▸ Problem: Look through the records below and collect all lines that hold the string "statement".

▸ Supplied records:
========================
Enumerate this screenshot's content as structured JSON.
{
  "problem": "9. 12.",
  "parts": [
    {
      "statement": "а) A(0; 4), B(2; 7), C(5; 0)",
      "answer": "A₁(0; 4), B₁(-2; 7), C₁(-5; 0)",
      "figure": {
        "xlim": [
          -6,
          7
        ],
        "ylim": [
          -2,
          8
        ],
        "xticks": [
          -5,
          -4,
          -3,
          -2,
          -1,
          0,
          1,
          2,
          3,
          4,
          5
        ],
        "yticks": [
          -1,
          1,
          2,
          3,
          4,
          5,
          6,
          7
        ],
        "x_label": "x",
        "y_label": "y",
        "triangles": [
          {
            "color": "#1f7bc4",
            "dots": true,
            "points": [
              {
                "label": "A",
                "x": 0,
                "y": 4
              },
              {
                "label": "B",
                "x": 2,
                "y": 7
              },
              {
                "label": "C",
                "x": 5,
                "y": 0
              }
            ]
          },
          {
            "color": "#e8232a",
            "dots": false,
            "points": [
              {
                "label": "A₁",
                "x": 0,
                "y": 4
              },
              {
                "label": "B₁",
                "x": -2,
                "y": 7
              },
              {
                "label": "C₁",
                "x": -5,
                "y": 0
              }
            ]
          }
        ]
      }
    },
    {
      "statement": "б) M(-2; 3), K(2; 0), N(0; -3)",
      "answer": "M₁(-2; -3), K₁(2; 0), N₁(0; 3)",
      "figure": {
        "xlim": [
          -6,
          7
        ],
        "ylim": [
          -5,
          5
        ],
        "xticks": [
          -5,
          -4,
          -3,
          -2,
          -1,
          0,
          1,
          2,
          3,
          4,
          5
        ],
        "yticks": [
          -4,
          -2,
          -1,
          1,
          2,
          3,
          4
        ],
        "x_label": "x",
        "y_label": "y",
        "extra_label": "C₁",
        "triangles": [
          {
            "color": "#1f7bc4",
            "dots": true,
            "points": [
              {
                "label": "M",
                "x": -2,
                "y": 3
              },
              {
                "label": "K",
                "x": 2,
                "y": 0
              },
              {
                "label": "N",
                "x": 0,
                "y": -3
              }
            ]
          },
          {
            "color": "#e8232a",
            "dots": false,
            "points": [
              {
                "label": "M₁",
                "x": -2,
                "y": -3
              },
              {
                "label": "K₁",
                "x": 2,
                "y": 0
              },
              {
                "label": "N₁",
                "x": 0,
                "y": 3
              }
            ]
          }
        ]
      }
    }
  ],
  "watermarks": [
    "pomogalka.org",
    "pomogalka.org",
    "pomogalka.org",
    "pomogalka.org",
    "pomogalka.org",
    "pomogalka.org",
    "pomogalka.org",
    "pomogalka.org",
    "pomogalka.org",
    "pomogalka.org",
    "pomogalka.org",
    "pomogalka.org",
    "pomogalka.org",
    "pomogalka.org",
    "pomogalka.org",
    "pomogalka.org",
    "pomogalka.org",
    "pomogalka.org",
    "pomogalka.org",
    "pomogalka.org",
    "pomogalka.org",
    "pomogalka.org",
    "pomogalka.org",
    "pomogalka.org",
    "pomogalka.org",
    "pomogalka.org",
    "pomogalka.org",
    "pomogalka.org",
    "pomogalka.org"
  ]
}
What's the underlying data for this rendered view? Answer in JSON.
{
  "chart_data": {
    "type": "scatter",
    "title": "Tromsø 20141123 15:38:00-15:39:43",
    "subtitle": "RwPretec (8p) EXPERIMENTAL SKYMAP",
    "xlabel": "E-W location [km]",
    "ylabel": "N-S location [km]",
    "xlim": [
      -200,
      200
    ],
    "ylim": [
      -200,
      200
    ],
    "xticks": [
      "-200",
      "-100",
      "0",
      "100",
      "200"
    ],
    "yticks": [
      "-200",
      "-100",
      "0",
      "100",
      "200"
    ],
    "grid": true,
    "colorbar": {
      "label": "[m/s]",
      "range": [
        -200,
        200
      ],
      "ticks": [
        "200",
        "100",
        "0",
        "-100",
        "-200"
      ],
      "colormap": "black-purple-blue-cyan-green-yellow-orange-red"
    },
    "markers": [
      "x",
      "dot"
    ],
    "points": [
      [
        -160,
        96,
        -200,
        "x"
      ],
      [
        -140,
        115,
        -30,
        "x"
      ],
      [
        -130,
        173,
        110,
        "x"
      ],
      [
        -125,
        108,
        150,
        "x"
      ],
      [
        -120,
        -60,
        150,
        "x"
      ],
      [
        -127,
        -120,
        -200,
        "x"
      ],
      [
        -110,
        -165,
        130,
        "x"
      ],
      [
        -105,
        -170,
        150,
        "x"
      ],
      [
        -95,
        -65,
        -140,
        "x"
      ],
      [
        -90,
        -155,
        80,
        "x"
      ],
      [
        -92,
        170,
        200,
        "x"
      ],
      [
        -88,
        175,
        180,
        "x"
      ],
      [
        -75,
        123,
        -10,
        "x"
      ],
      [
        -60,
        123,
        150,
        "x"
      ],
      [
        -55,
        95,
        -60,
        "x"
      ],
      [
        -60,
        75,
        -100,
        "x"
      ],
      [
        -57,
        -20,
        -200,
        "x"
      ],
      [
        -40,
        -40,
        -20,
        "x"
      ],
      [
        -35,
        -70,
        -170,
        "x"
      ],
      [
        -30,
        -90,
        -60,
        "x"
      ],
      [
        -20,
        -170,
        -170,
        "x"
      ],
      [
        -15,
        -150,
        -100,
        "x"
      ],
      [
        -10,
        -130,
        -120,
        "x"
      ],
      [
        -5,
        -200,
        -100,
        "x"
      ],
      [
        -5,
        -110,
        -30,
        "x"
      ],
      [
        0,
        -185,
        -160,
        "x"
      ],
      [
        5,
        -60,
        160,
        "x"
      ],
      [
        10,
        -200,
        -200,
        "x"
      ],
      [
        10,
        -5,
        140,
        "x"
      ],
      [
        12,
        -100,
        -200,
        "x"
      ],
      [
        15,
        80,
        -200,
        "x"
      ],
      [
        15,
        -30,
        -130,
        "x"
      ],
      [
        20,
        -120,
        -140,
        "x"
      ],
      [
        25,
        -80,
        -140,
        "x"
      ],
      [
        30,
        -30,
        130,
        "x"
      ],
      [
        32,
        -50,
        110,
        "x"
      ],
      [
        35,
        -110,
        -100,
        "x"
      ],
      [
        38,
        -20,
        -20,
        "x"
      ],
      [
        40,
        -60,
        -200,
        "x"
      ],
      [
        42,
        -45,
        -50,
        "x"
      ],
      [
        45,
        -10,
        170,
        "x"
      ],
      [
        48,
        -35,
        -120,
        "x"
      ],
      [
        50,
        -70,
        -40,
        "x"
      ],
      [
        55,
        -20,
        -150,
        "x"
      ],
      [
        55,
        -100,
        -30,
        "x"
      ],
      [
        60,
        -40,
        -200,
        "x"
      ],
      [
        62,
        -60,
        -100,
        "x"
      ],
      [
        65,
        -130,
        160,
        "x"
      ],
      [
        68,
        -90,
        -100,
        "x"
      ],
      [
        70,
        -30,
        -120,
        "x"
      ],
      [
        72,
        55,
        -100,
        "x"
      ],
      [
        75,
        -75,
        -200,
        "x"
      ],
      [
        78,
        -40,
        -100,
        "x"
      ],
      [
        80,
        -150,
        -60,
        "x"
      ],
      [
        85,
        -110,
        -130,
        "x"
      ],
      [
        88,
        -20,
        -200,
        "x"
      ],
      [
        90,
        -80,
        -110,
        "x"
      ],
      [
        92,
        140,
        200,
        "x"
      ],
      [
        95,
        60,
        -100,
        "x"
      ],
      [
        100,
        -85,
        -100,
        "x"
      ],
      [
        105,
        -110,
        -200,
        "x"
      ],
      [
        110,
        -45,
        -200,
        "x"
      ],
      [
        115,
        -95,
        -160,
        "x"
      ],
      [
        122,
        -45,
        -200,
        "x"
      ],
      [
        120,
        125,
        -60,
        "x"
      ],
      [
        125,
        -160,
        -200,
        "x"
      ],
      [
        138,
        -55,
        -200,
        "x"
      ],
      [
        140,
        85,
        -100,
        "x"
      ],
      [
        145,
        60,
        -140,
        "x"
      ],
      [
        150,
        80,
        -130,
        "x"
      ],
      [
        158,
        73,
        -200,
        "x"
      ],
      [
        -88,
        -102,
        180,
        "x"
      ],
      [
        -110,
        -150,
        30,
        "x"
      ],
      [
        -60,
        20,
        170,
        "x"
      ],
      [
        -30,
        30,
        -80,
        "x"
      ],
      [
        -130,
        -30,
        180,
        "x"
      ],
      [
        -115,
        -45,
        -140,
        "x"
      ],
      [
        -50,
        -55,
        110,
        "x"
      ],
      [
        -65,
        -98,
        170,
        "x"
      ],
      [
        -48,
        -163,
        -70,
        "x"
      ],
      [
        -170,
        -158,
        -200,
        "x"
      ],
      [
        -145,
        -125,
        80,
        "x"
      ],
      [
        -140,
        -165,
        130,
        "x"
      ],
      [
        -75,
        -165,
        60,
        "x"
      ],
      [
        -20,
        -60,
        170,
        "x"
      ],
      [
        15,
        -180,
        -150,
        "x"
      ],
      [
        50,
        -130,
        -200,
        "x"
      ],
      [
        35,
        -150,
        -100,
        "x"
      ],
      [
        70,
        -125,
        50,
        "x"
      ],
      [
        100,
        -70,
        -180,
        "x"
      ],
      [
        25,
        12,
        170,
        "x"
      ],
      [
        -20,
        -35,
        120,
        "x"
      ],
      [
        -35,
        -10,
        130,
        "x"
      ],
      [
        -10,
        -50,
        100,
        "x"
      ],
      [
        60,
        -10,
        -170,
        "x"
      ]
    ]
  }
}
========================
▸ Output:
      "statement": "а) A(0; 4), B(2; 7), C(5; 0)",
      "statement": "б) M(-2; 3), K(2; 0), N(0; -3)",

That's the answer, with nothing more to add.